# Stated task
Lines containing the string "felszerelt" are to be counted; report only how many there are.

──────────────────────────────

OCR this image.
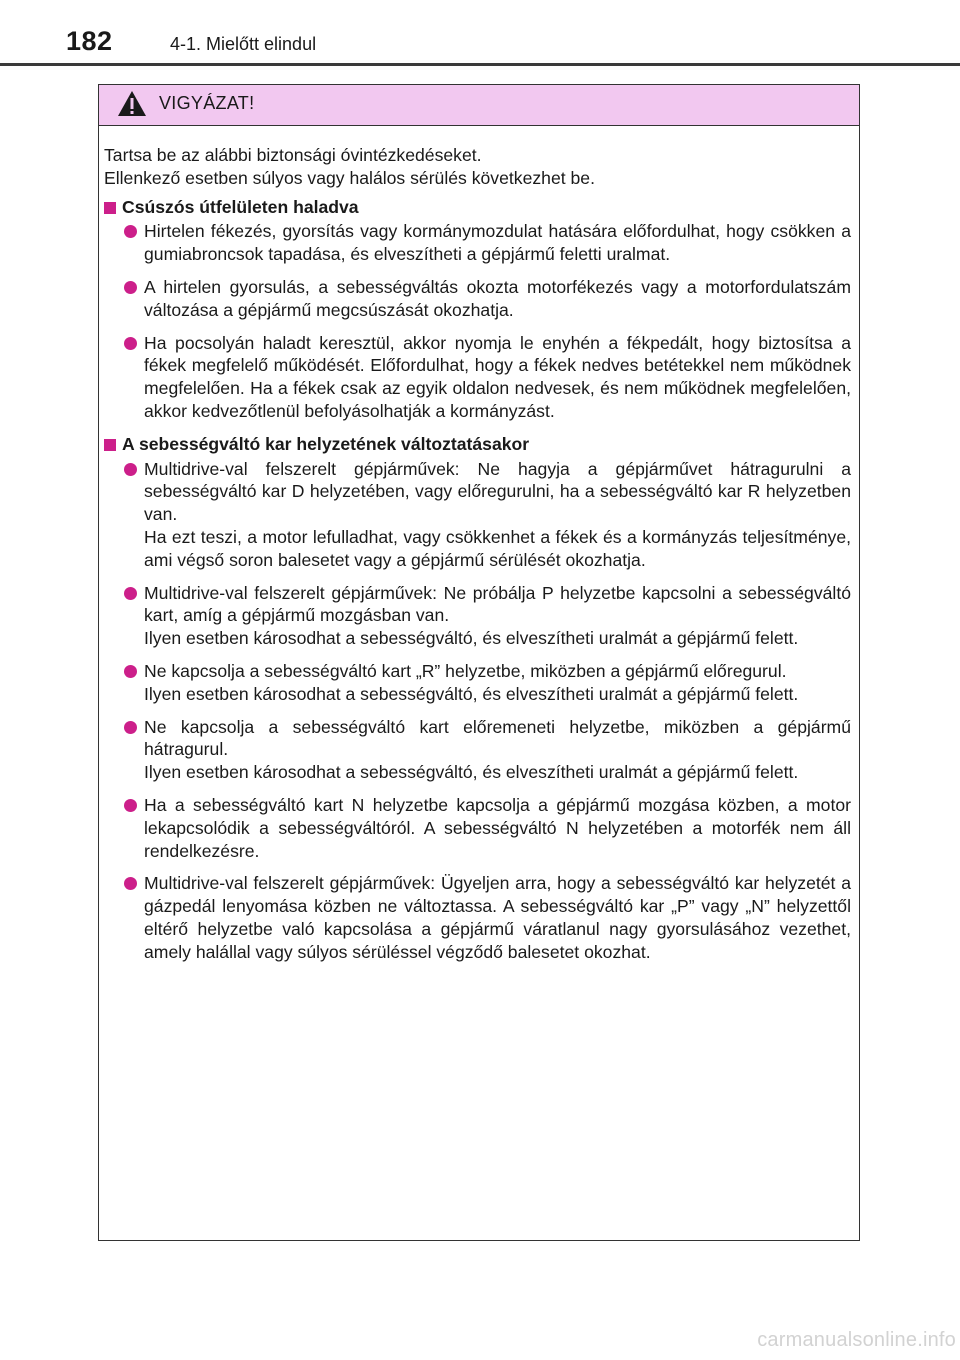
182	4-1. Mielőtt elindul
VIGYÁZAT!

Tartsa be az alábbi biztonsági óvintézkedéseket.
Ellenkező esetben súlyos vagy halálos sérülés következhet be.

Csúszós útfelületen haladva

Hirtelen fékezés, gyorsítás vagy kormánymozdulat hatására előfordulhat, hogy csökken a gumiabroncsok tapadása, és elveszítheti a gépjármű feletti uralmat.

A hirtelen gyorsulás, a sebességváltás okozta motorfékezés vagy a motorfordulatszám változása a gépjármű megcsúszását okozhatja.

Ha pocsolyán haladt keresztül, akkor nyomja le enyhén a fékpedált, hogy biztosítsa a fékek megfelelő működését. Előfordulhat, hogy a fékek nedves betétekkel nem működnek megfelelően. Ha a fékek csak az egyik oldalon nedvesek, és nem működnek megfelelően, akkor kedvezőtlenül befolyásolhatják a kormányzást.

A sebességváltó kar helyzetének változtatásakor

Multidrive-val felszerelt gépjárművek: Ne hagyja a gépjárművet hátragurulni a sebességváltó kar D helyzetében, vagy előregurulni, ha a sebességváltó kar R helyzetben van.

Ha ezt teszi, a motor lefulladhat, vagy csökkenhet a fékek és a kormányzás teljesítménye, ami végső soron balesetet vagy a gépjármű sérülését okozhatja.

Multidrive-val felszerelt gépjárművek: Ne próbálja P helyzetbe kapcsolni a sebességváltó kart, amíg a gépjármű mozgásban van.

Ilyen esetben károsodhat a sebességváltó, és elveszítheti uralmát a gépjármű felett.

Ne kapcsolja a sebességváltó kart „R” helyzetbe, miközben a gépjármű előregurul.

Ilyen esetben károsodhat a sebességváltó, és elveszítheti uralmát a gépjármű felett.

Ne kapcsolja a sebességváltó kart előremeneti helyzetbe, miközben a gépjármű hátragurul.

Ilyen esetben károsodhat a sebességváltó, és elveszítheti uralmát a gépjármű felett.

Ha a sebességváltó kart N helyzetbe kapcsolja a gépjármű mozgása közben, a motor lekapcsolódik a sebességváltóról. A sebességváltó N helyzetében a motorfék nem áll rendelkezésre.

Multidrive-val felszerelt gépjárművek: Ügyeljen arra, hogy a sebességváltó kar helyzetét a gázpedál lenyomása közben ne változtassa. A sebességváltó kar „P” vagy „N” helyzettől eltérő helyzetbe való kapcsolása a gépjármű váratlanul nagy gyorsulásához vezethet, amely halállal vagy súlyos sérüléssel végződő balesetet okozhat.

carmanualsonline.info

──────────────────────────────

# Response below
3